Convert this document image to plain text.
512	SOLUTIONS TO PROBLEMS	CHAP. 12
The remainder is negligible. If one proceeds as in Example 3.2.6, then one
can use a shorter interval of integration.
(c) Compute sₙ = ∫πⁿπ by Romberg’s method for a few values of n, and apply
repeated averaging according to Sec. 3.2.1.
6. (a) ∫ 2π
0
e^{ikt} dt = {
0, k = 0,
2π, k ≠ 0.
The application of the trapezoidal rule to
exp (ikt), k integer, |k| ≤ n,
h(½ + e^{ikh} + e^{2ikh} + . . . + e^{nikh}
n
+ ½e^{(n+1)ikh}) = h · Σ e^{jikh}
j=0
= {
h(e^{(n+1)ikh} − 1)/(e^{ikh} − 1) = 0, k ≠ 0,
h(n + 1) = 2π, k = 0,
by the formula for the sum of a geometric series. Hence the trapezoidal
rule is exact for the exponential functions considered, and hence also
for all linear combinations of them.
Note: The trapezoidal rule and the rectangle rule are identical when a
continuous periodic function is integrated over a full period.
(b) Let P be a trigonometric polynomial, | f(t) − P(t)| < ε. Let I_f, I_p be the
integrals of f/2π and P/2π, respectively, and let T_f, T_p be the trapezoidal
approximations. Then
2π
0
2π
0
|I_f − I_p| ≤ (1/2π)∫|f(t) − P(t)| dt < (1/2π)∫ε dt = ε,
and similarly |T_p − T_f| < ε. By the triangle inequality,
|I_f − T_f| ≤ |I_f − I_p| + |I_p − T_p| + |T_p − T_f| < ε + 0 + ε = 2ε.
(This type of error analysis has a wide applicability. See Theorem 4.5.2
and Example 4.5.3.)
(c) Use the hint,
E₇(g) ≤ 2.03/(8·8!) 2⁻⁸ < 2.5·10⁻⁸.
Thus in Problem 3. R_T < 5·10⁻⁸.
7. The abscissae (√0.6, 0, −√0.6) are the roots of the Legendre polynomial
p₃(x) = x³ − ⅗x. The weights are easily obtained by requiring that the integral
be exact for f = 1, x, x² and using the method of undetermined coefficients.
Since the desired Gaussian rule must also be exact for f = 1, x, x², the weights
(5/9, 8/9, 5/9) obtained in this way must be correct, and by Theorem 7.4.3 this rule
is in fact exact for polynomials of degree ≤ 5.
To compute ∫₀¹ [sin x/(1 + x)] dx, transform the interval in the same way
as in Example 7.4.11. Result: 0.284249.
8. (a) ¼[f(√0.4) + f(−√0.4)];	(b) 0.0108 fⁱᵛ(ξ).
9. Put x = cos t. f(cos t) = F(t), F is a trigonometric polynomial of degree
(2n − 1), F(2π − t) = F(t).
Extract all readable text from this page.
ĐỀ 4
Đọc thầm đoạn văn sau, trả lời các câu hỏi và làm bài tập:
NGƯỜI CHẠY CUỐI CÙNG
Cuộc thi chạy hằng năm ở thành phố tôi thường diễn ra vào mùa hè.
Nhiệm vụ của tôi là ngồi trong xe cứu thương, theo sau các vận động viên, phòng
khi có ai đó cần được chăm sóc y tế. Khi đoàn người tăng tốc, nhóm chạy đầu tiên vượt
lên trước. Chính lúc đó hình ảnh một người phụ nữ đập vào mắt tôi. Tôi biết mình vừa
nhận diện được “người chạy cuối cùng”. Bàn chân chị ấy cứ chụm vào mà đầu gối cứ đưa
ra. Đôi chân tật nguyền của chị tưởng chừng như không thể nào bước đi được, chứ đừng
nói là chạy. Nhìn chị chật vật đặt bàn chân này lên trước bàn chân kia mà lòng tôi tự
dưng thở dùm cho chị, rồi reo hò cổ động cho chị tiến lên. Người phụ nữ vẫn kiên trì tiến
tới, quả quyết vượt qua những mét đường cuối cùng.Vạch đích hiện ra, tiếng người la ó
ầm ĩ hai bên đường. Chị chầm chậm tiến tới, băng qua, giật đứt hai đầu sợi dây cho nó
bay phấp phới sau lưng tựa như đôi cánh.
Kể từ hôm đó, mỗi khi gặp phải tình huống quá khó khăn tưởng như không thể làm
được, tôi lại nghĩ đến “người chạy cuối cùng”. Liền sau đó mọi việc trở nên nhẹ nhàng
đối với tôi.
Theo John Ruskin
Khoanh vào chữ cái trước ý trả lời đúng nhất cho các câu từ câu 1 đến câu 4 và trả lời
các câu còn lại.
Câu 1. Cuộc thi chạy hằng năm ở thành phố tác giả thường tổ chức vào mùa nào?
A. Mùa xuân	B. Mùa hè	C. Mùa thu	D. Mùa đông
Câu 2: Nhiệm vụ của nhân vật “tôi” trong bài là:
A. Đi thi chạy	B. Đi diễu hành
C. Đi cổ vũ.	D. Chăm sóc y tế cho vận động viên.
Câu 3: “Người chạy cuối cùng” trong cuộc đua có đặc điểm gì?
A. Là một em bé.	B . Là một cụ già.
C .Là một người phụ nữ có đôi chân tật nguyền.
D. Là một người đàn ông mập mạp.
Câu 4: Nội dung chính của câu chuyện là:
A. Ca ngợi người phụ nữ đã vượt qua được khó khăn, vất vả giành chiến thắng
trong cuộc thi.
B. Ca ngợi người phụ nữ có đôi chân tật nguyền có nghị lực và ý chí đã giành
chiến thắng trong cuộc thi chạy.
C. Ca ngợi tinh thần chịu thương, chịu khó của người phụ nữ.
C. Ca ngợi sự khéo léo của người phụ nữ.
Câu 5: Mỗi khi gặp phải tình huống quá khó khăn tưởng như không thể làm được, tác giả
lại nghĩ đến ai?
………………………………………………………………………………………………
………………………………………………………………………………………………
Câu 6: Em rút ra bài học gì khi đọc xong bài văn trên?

■ ■ ■ ■ ■ ■ ■

— What is expected —
Above are some records. Print them all exactly.

— Expected answer —
Convert this document image to plain text.
512	SOLUTIONS TO PROBLEMS	CHAP. 12
The remainder is negligible. If one proceeds as in Example 3.2.6, then one
can use a shorter interval of integration.
(c) Compute sₙ = ∫πⁿπ by Romberg’s method for a few values of n, and apply
repeated averaging according to Sec. 3.2.1.
6. (a) ∫ 2π
0
e^{ikt} dt = {
0, k = 0,
2π, k ≠ 0.
The application of the trapezoidal rule to
exp (ikt), k integer, |k| ≤ n,
h(½ + e^{ikh} + e^{2ikh} + . . . + e^{nikh}
n
+ ½e^{(n+1)ikh}) = h · Σ e^{jikh}
j=0
= {
h(e^{(n+1)ikh} − 1)/(e^{ikh} − 1) = 0, k ≠ 0,
h(n + 1) = 2π, k = 0,
by the formula for the sum of a geometric series. Hence the trapezoidal
rule is exact for the exponential functions considered, and hence also
for all linear combinations of them.
Note: The trapezoidal rule and the rectangle rule are identical when a
continuous periodic function is integrated over a full period.
(b) Let P be a trigonometric polynomial, | f(t) − P(t)| < ε. Let I_f, I_p be the
integrals of f/2π and P/2π, respectively, and let T_f, T_p be the trapezoidal
approximations. Then
2π
0
2π
0
|I_f − I_p| ≤ (1/2π)∫|f(t) − P(t)| dt < (1/2π)∫ε dt = ε,
and similarly |T_p − T_f| < ε. By the triangle inequality,
|I_f − T_f| ≤ |I_f − I_p| + |I_p − T_p| + |T_p − T_f| < ε + 0 + ε = 2ε.
(This type of error analysis has a wide applicability. See Theorem 4.5.2
and Example 4.5.3.)
(c) Use the hint,
E₇(g) ≤ 2.03/(8·8!) 2⁻⁸ < 2.5·10⁻⁸.
Thus in Problem 3. R_T < 5·10⁻⁸.
7. The abscissae (√0.6, 0, −√0.6) are the roots of the Legendre polynomial
p₃(x) = x³ − ⅗x. The weights are easily obtained by requiring that the integral
be exact for f = 1, x, x² and using the method of undetermined coefficients.
Since the desired Gaussian rule must also be exact for f = 1, x, x², the weights
(5/9, 8/9, 5/9) obtained in this way must be correct, and by Theorem 7.4.3 this rule
is in fact exact for polynomials of degree ≤ 5.
To compute ∫₀¹ [sin x/(1 + x)] dx, transform the interval in the same way
as in Example 7.4.11. Result: 0.284249.
8. (a) ¼[f(√0.4) + f(−√0.4)];	(b) 0.0108 fⁱᵛ(ξ).
9. Put x = cos t. f(cos t) = F(t), F is a trigonometric polynomial of degree
(2n − 1), F(2π − t) = F(t).
Extract all readable text from this page.
ĐỀ 4
Đọc thầm đoạn văn sau, trả lời các câu hỏi và làm bài tập:
NGƯỜI CHẠY CUỐI CÙNG
Cuộc thi chạy hằng năm ở thành phố tôi thường diễn ra vào mùa hè.
Nhiệm vụ của tôi là ngồi trong xe cứu thương, theo sau các vận động viên, phòng
khi có ai đó cần được chăm sóc y tế. Khi đoàn người tăng tốc, nhóm chạy đầu tiên vượt
lên trước. Chính lúc đó hình ảnh một người phụ nữ đập vào mắt tôi. Tôi biết mình vừa
nhận diện được “người chạy cuối cùng”. Bàn chân chị ấy cứ chụm vào mà đầu gối cứ đưa
ra. Đôi chân tật nguyền của chị tưởng chừng như không thể nào bước đi được, chứ đừng
nói là chạy. Nhìn chị chật vật đặt bàn chân này lên trước bàn chân kia mà lòng tôi tự
dưng thở dùm cho chị, rồi reo hò cổ động cho chị tiến lên. Người phụ nữ vẫn kiên trì tiến
tới, quả quyết vượt qua những mét đường cuối cùng.Vạch đích hiện ra, tiếng người la ó
ầm ĩ hai bên đường. Chị chầm chậm tiến tới, băng qua, giật đứt hai đầu sợi dây cho nó
bay phấp phới sau lưng tựa như đôi cánh.
Kể từ hôm đó, mỗi khi gặp phải tình huống quá khó khăn tưởng như không thể làm
được, tôi lại nghĩ đến “người chạy cuối cùng”. Liền sau đó mọi việc trở nên nhẹ nhàng
đối với tôi.
Theo John Ruskin
Khoanh vào chữ cái trước ý trả lời đúng nhất cho các câu từ câu 1 đến câu 4 và trả lời
các câu còn lại.
Câu 1. Cuộc thi chạy hằng năm ở thành phố tác giả thường tổ chức vào mùa nào?
A. Mùa xuân	B. Mùa hè	C. Mùa thu	D. Mùa đông
Câu 2: Nhiệm vụ của nhân vật “tôi” trong bài là:
A. Đi thi chạy	B. Đi diễu hành
C. Đi cổ vũ.	D. Chăm sóc y tế cho vận động viên.
Câu 3: “Người chạy cuối cùng” trong cuộc đua có đặc điểm gì?
A. Là một em bé.	B . Là một cụ già.
C .Là một người phụ nữ có đôi chân tật nguyền.
D. Là một người đàn ông mập mạp.
Câu 4: Nội dung chính của câu chuyện là:
A. Ca ngợi người phụ nữ đã vượt qua được khó khăn, vất vả giành chiến thắng
trong cuộc thi.
B. Ca ngợi người phụ nữ có đôi chân tật nguyền có nghị lực và ý chí đã giành
chiến thắng trong cuộc thi chạy.
C. Ca ngợi tinh thần chịu thương, chịu khó của người phụ nữ.
C. Ca ngợi sự khéo léo của người phụ nữ.
Câu 5: Mỗi khi gặp phải tình huống quá khó khăn tưởng như không thể làm được, tác giả
lại nghĩ đến ai?
………………………………………………………………………………………………
………………………………………………………………………………………………
Câu 6: Em rút ra bài học gì khi đọc xong bài văn trên?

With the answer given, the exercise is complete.